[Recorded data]
┏━━

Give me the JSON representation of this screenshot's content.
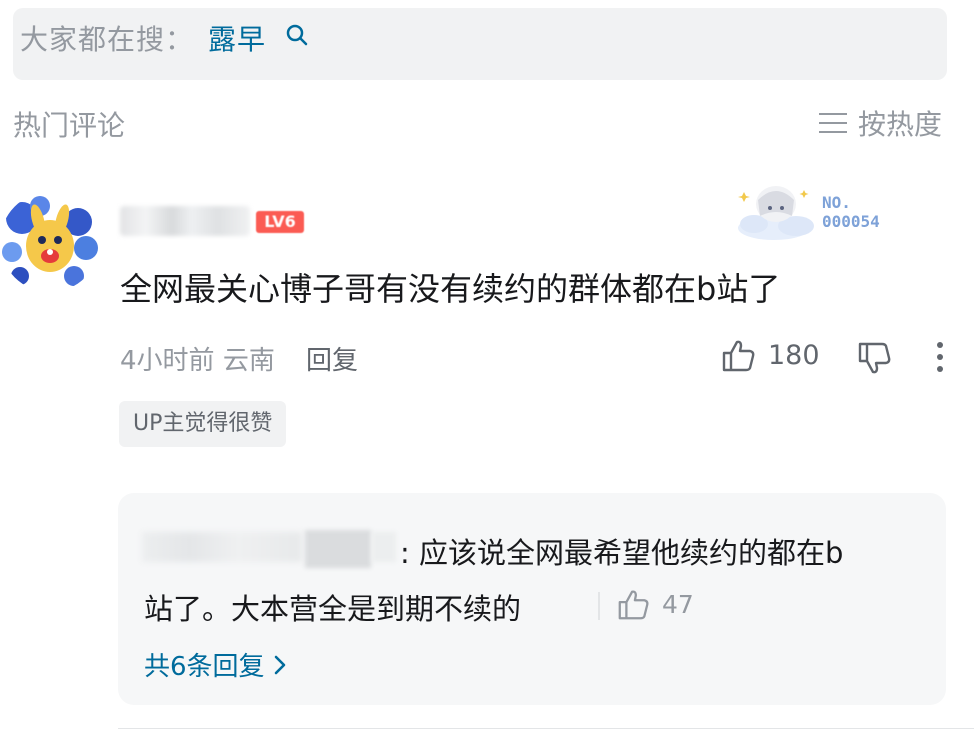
{
  "search": {
    "prefix": "大家都在搜：",
    "keyword": "露早",
    "icon": "search-icon"
  },
  "section": {
    "title": "热门评论",
    "sort_label": "按热度",
    "sort_icon": "list-sort-icon"
  },
  "comment": {
    "level_badge": "LV6",
    "fan_card": {
      "label": "NO.",
      "number": "000054"
    },
    "text": "全网最关心博子哥有没有续约的群体都在b站了",
    "time": "4小时前",
    "location": "云南",
    "reply_label": "回复",
    "like_count": "180",
    "up_badge": "UP主觉得很赞"
  },
  "reply": {
    "text_line1": ": 应该说全网最希望他续约的都在b",
    "text_line2": "站了。大本营全是到期不续的",
    "like_count": "47",
    "view_all": "共6条回复"
  },
  "colors": {
    "accent": "#006b9c",
    "muted": "#9499a0",
    "badge_red": "#fb5b53"
  }
}
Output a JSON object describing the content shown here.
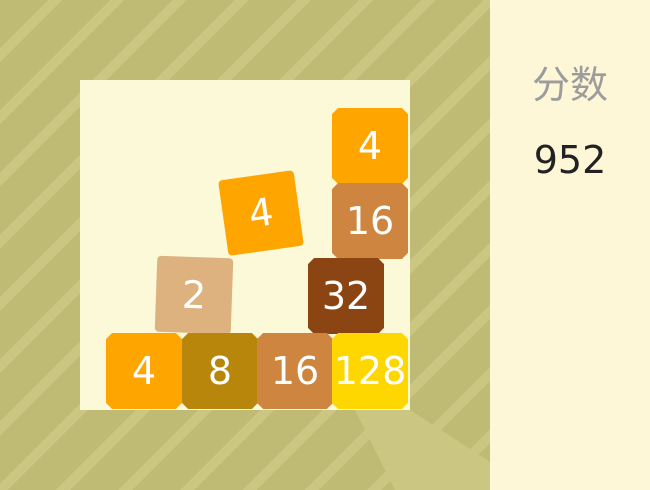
{
  "score": {
    "label": "分数",
    "value": "952"
  },
  "colors": {
    "background": "#bfbb74",
    "stripe": "#cbc783",
    "board": "#fbf9d8",
    "panel": "#fdf6d7",
    "tile_2": "#ddb27f",
    "tile_4": "#fea500",
    "tile_8": "#b8860b",
    "tile_16": "#cd853f",
    "tile_32": "#8b4513",
    "tile_128": "#ffd700"
  },
  "tiles": [
    {
      "value": "4",
      "color": "#fea500"
    },
    {
      "value": "16",
      "color": "#cd853f"
    },
    {
      "value": "4",
      "color": "#fea500"
    },
    {
      "value": "32",
      "color": "#8b4513"
    },
    {
      "value": "2",
      "color": "#ddb27f"
    },
    {
      "value": "4",
      "color": "#fea500"
    },
    {
      "value": "8",
      "color": "#b8860b"
    },
    {
      "value": "16",
      "color": "#cd853f"
    },
    {
      "value": "128",
      "color": "#ffd700"
    }
  ]
}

┗━━

WHAT IS BEING ASKED> Of the lines in the material, how many contain the word "value"? Reply with the number and nothing else.

CORRECT ANSWER> 10